### Task requirements
(a) Print the section of the compost essay from "In a test performed" to "agree with Vic." word for word.
(b) For each statement, say yes or no depending on whether it agrees with the compost essay, and quote the words that decide it. (i) The writer brought home two big bags of mushroom compost this year. (ii) In the UC-Davis test, chicken manure ranked as the best organic compost. (iii) The Fertilizer Institute reports that 21.7 million tons of nutrients were applied in the United States in 1999.
(c) According to the compost essay, how many organic composts were tested by UC-Davis?

# START OF Reading text

This year I brought home two big bags of mushroom compost and spread it out nicely and evenly, and then gently watered it down in place. The next day, the sirocco winds of the Sahara took a turn to the west and my yard looked like the Oklahoma dust bowl of the 1920s. So much for getting a spring jump on feeding the flowers.
I had thought about using the heavier steer manure (yep, that's cow poop to you short horns), but it not only stinks to high heaven in the heat, it also attracts the flies, which come and make lots of babies .....and I just didn't have the strength to deal with spring maggots this year.
I have used chicken manure, but it doesn't look dark and rich as a topsoil dressing in the beds as mushroom compost. I have also turned my hand at fish emulsion (having never seen fish "emulsh," I do not want to know what their emulsion really is).
According to Vic Hanna, at the mushroom compost site, mushroom compost is "ideal for the homeowner."
In a test performed by UC-Davis, 20 to 30 organic composts were tested, and, of all of these mushroom compost was the very best organic compost--the most evenly balanced in nitrogen, potassium and phosphorus--followed by chicken manure as second best."
Considering all the crap I've put into my yard over the years to break up the heavy clay soil, I have to agree with Vic.
When we first moved into our house, the beds were so thick and dry that the dirt cracked and deep rivulets appeared every summer, no matter how much water I put on the straggling plants that survived near the house.
Over time, I added hundreds of bags of loam and sand trying to break up the water-choked clay. I have added peat moss. I have added dirt. I have added egg shells, coffee grounds and the remains of several door-to-door salesmen, all to no avail. I also no longer get the Girl Scouts to deliver--but that's another story.
Eventually, I probably raised the dirt levels in the yard by a good foot--but the organic nutrients in the soil were still pretty sad. Weeds loved us, but the older established plants still needed direct fertilizer several times a year. The roses crept towards the bin of shears and I was sure they were going to attempt suicide by slashing their own feeder roots.
That's when I turned to topsoil nutrients. As one of the world's largest growers of food, the United States is, not surprisingly, the largest user (outside of China) of fertilizers. The Fertilizer Institute reports that in the United States in 1999, 21.7 million tons of nutrients were applied. Most of it was in my yard. It was a really dry year.

# END OF Reading text
# START OF Supplied entries

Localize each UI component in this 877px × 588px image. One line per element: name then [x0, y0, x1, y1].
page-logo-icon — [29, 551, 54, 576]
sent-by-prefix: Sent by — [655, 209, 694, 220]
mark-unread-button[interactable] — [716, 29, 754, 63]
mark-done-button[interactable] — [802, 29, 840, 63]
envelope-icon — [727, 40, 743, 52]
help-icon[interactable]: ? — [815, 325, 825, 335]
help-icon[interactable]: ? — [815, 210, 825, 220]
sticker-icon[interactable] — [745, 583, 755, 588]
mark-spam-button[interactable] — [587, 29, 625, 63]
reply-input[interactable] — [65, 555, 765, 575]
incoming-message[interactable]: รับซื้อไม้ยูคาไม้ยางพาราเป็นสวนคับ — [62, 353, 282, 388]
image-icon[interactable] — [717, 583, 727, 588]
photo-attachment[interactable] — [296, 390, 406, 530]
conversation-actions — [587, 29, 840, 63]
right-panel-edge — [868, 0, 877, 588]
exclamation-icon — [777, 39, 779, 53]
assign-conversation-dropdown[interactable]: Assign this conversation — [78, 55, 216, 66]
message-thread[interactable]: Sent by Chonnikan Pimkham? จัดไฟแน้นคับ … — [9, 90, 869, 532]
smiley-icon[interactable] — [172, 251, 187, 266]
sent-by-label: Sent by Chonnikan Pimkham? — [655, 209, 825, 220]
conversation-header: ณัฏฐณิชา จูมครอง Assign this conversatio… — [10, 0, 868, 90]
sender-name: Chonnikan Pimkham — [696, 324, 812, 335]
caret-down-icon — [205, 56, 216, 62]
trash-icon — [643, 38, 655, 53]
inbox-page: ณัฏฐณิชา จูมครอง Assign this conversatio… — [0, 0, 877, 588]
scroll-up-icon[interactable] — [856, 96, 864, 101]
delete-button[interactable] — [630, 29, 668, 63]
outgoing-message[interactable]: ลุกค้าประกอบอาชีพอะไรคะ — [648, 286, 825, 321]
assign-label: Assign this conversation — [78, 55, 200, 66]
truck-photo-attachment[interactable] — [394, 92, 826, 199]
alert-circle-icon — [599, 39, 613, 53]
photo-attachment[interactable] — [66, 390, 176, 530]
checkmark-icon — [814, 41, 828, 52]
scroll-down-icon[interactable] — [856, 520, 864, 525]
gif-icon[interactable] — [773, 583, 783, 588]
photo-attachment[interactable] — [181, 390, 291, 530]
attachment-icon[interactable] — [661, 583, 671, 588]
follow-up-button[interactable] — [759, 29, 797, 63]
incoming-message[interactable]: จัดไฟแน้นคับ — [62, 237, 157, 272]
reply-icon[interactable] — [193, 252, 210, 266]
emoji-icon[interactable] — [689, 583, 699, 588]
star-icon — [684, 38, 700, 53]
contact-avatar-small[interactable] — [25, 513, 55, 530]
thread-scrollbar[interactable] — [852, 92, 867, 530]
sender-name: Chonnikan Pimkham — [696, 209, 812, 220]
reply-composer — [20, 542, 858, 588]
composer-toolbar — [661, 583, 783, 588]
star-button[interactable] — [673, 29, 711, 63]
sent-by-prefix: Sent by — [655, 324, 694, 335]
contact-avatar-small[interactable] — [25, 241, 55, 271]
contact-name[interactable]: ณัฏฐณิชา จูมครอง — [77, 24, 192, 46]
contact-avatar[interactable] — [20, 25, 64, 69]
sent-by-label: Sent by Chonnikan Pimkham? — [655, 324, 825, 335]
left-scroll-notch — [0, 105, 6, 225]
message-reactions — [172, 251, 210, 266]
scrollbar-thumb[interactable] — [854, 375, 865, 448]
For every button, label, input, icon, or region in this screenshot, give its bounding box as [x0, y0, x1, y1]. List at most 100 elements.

# END OF Supplied entries
# START OF Supplied entries

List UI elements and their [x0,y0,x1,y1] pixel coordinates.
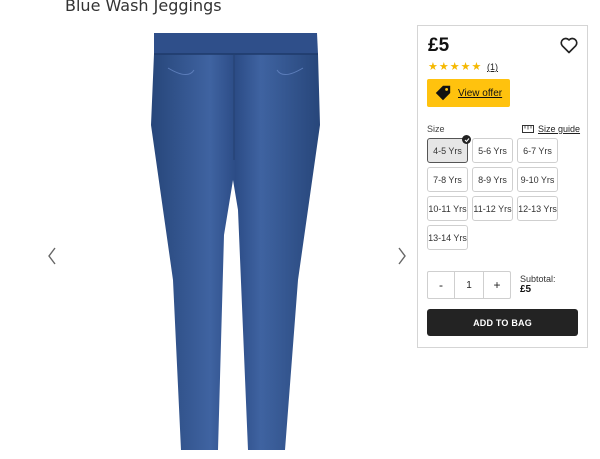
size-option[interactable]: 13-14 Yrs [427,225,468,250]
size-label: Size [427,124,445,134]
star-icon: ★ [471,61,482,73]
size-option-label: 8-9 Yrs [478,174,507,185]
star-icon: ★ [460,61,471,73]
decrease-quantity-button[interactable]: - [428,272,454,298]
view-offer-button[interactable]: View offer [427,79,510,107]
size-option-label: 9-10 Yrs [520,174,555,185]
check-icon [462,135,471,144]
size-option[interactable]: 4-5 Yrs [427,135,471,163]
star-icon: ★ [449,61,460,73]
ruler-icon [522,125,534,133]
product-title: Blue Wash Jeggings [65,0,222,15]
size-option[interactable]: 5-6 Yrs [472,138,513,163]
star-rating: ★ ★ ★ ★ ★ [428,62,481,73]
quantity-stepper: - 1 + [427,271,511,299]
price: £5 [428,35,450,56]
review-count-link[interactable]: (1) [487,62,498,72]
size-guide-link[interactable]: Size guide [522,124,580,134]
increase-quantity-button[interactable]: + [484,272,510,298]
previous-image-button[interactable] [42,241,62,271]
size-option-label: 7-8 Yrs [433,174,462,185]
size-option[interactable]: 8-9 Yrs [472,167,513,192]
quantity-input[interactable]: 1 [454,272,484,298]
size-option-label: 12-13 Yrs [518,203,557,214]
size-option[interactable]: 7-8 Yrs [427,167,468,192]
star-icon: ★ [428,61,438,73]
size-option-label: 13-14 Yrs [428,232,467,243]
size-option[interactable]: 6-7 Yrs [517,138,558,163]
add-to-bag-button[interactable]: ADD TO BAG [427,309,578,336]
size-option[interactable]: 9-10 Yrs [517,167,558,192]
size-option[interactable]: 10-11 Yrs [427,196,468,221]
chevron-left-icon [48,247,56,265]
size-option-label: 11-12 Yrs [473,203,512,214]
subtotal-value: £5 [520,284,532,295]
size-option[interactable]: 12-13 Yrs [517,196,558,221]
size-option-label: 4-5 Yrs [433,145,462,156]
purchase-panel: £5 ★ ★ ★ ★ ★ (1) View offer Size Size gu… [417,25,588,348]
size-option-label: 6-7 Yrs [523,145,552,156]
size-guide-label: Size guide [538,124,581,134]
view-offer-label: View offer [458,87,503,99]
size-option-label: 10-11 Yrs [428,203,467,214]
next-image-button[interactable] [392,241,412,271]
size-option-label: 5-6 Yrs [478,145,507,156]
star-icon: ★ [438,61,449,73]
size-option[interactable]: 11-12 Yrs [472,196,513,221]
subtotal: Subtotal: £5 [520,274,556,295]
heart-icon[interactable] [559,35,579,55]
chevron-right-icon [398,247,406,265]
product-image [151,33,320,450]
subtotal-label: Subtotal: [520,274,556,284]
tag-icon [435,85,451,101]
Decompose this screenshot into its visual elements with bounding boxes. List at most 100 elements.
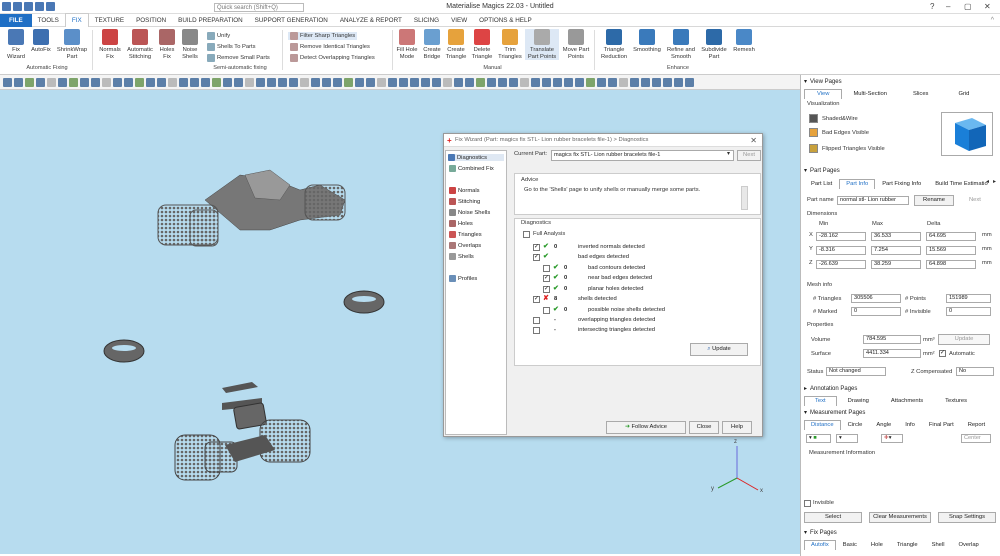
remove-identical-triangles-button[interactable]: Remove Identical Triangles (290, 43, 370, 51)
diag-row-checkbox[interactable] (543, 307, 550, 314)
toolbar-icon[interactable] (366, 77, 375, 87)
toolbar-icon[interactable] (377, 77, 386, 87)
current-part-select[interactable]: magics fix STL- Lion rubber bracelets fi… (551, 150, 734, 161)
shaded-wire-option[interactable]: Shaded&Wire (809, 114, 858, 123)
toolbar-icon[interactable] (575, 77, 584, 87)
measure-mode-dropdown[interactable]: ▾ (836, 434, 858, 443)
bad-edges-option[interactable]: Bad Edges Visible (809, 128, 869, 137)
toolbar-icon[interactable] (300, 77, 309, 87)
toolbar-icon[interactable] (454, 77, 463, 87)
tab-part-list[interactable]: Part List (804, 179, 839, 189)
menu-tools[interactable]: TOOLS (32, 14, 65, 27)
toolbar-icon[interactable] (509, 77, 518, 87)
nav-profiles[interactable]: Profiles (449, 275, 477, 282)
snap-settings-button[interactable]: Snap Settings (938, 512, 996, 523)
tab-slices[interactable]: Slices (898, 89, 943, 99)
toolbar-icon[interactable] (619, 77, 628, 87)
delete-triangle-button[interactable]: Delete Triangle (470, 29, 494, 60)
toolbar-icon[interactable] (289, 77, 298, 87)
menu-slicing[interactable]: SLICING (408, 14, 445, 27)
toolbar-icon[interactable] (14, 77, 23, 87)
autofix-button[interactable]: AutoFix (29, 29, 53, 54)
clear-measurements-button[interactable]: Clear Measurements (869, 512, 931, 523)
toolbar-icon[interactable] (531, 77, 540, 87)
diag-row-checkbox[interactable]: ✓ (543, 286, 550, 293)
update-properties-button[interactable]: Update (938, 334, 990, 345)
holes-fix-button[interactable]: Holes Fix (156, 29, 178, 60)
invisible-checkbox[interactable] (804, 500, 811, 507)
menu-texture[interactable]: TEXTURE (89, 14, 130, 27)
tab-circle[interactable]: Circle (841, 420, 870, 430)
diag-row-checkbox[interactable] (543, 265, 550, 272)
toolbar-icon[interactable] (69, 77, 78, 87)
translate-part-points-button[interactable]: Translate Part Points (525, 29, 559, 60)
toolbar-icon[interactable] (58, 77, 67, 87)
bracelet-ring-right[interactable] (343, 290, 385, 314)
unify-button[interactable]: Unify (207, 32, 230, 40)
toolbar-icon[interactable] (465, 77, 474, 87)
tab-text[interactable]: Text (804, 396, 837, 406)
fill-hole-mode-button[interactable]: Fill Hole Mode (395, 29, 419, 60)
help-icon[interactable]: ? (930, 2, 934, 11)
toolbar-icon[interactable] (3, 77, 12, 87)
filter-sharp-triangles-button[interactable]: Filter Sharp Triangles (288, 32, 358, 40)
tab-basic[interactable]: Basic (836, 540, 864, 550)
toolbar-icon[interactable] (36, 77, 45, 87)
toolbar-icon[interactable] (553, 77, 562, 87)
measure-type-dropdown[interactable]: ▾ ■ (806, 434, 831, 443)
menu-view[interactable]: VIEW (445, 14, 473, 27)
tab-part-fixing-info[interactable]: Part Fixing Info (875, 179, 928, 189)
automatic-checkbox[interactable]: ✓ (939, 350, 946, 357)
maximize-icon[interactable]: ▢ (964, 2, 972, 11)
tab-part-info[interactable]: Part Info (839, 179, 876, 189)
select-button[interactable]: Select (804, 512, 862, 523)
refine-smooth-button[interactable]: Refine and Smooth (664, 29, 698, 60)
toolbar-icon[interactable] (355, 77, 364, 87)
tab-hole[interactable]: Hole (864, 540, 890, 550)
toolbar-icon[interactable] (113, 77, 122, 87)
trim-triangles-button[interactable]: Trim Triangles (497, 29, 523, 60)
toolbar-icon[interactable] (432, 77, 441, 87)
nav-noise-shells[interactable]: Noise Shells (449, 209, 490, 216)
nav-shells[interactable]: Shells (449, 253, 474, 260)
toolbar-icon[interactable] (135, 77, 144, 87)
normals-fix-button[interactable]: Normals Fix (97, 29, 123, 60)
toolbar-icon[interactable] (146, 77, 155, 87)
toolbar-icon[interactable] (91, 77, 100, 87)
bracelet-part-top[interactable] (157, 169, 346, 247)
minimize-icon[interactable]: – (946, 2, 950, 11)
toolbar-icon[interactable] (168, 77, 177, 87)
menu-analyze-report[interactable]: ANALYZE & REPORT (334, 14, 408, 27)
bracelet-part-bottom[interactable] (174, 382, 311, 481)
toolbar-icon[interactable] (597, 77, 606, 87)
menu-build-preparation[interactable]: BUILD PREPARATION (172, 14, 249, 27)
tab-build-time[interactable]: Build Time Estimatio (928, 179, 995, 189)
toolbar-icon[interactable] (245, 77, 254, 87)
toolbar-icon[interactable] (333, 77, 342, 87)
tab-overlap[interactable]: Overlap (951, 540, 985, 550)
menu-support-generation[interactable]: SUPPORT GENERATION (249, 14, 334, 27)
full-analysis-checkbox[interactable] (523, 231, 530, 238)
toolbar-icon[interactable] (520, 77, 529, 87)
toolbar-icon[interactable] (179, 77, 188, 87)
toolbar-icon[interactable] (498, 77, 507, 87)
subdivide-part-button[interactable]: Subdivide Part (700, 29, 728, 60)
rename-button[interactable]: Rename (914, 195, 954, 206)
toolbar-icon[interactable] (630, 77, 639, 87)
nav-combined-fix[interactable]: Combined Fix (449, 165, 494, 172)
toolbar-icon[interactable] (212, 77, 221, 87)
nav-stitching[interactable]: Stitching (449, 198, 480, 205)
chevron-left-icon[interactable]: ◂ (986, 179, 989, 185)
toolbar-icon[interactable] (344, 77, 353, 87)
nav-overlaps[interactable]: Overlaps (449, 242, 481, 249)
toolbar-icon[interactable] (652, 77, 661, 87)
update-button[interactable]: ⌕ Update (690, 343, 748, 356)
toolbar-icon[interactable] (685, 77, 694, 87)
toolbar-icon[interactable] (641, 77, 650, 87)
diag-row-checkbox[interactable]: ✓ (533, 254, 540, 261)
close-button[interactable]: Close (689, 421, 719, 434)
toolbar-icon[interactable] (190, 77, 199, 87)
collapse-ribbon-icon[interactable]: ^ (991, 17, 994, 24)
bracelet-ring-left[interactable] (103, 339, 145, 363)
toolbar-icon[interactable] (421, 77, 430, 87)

# END OF Supplied entries

### Answers to the exercises
(a)
In a test performed by UC-Davis, 20 to 30 organic composts were tested, and, of all of these mushroom compost was the very best organic compost--the most evenly balanced in nitrogen, potassium and phosphorus--followed by chicken manure as second best."
Considering all the crap I've put into my yard over the years to break up the heavy clay soil, I have to agree with Vic.

(b)
(i) Yes: "This year I brought home two big bags of mushroom compost"
(ii) No: "mushroom compost was the very best organic compost" and "followed by chicken manure as second best"
(iii) Yes: "The Fertilizer Institute reports that in the United States in 1999, 21.7 million tons of nutrients were applied."

(c) 20 to 30 organic composts.